▸ WORK TO BE COMPLETED: Which lines contain the string "prolongado"? Please list every one of them.

───── INPUT FOR THIS TASK

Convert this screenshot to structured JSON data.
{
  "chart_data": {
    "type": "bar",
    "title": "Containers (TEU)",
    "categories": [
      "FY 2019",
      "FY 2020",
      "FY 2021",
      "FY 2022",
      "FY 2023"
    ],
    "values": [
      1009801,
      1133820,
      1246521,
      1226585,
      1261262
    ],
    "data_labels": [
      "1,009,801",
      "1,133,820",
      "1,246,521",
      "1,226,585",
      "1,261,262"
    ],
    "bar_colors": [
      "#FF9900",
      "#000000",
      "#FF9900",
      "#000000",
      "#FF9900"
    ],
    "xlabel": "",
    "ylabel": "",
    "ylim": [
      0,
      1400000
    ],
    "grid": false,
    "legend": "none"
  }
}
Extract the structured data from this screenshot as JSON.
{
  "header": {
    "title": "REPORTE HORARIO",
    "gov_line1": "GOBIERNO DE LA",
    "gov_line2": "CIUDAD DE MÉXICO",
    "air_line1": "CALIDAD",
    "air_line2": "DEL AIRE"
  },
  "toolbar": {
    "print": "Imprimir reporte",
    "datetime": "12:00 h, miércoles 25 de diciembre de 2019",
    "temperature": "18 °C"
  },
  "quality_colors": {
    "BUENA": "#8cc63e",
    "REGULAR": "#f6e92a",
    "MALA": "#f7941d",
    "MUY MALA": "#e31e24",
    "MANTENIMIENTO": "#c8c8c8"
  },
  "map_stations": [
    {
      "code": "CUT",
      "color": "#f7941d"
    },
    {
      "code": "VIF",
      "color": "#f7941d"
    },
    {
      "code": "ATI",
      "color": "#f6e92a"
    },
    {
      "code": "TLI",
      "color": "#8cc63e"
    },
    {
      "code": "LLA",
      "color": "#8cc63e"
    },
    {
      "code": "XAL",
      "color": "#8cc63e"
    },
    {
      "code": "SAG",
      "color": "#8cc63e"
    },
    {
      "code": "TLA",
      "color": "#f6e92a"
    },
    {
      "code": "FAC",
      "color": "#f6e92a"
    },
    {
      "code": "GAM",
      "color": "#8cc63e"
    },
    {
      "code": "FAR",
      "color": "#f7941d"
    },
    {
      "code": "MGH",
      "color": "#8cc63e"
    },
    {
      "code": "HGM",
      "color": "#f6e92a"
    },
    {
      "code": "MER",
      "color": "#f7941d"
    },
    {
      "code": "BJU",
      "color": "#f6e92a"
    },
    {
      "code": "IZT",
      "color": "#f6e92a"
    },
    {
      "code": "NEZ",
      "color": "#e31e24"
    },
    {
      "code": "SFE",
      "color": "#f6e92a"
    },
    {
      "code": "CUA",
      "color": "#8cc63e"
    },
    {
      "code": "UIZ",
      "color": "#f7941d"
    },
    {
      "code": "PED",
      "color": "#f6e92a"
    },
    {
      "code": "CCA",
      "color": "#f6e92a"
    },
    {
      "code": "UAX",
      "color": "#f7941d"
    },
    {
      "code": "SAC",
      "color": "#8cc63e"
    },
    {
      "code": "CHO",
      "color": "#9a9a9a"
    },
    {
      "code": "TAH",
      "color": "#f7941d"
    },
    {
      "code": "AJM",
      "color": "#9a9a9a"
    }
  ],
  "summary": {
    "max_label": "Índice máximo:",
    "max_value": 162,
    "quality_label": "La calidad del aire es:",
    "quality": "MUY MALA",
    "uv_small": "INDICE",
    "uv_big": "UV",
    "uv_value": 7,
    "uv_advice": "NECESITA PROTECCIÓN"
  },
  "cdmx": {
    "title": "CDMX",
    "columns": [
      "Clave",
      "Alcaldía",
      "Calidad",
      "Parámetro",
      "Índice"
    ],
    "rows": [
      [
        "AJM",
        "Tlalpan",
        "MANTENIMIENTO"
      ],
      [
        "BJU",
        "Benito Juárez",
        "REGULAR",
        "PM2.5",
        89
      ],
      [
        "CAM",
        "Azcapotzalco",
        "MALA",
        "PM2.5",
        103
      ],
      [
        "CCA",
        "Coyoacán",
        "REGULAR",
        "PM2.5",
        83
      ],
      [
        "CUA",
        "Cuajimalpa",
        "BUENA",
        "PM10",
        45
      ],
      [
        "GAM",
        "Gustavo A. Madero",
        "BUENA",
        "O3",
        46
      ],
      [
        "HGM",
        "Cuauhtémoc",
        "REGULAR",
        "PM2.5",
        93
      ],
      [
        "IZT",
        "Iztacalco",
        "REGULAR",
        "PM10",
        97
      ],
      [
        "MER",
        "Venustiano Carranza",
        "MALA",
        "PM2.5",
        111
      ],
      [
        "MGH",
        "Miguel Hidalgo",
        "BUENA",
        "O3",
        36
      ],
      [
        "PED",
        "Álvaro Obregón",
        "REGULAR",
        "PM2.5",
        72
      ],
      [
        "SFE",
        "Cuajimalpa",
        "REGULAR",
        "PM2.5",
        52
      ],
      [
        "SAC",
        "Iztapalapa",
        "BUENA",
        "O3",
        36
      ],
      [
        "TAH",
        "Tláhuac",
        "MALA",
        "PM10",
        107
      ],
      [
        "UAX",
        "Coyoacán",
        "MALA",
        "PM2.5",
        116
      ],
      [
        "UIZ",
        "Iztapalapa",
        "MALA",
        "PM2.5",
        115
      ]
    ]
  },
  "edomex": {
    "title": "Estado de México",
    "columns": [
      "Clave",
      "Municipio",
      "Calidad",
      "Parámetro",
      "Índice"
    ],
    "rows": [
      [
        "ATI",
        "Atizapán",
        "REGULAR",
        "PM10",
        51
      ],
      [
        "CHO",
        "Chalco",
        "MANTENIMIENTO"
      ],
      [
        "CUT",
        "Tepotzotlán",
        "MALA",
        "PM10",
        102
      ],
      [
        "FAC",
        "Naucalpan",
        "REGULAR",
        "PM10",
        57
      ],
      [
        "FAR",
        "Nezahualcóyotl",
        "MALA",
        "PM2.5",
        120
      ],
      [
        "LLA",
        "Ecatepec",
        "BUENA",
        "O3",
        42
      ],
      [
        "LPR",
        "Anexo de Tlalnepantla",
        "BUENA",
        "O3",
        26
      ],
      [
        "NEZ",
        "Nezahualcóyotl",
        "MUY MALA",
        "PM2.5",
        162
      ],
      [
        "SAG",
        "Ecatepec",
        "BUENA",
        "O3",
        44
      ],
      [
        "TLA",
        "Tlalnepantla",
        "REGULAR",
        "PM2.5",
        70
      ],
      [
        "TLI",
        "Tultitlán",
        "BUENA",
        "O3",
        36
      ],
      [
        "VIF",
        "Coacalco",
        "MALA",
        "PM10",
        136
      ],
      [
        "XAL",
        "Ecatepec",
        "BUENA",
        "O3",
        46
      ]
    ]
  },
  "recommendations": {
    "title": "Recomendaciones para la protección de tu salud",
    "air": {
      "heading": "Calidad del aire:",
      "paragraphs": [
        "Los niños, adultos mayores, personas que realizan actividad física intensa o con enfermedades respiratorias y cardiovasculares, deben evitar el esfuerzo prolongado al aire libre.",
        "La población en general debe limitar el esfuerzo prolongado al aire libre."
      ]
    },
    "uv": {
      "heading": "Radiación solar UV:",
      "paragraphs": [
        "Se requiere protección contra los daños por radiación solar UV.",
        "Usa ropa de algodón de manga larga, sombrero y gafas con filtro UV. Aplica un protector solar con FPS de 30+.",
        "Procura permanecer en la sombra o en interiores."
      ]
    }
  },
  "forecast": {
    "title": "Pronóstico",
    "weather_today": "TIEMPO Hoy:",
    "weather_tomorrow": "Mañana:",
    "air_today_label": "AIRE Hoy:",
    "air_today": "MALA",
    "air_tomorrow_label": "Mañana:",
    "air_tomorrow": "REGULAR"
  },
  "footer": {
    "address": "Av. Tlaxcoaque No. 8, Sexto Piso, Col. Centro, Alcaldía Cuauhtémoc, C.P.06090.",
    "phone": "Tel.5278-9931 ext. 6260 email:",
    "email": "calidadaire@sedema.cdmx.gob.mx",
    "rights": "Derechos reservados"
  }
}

──────────

▸ SOLUTION FOR THIS TASK:
        "Los niños, adultos mayores, personas que realizan actividad física intensa o con enfermedades respiratorias y cardiovasculares, deben evitar el esfuerzo prolongado al aire libre.",
        "La población en general debe limitar el esfuerzo prolongado al aire libre."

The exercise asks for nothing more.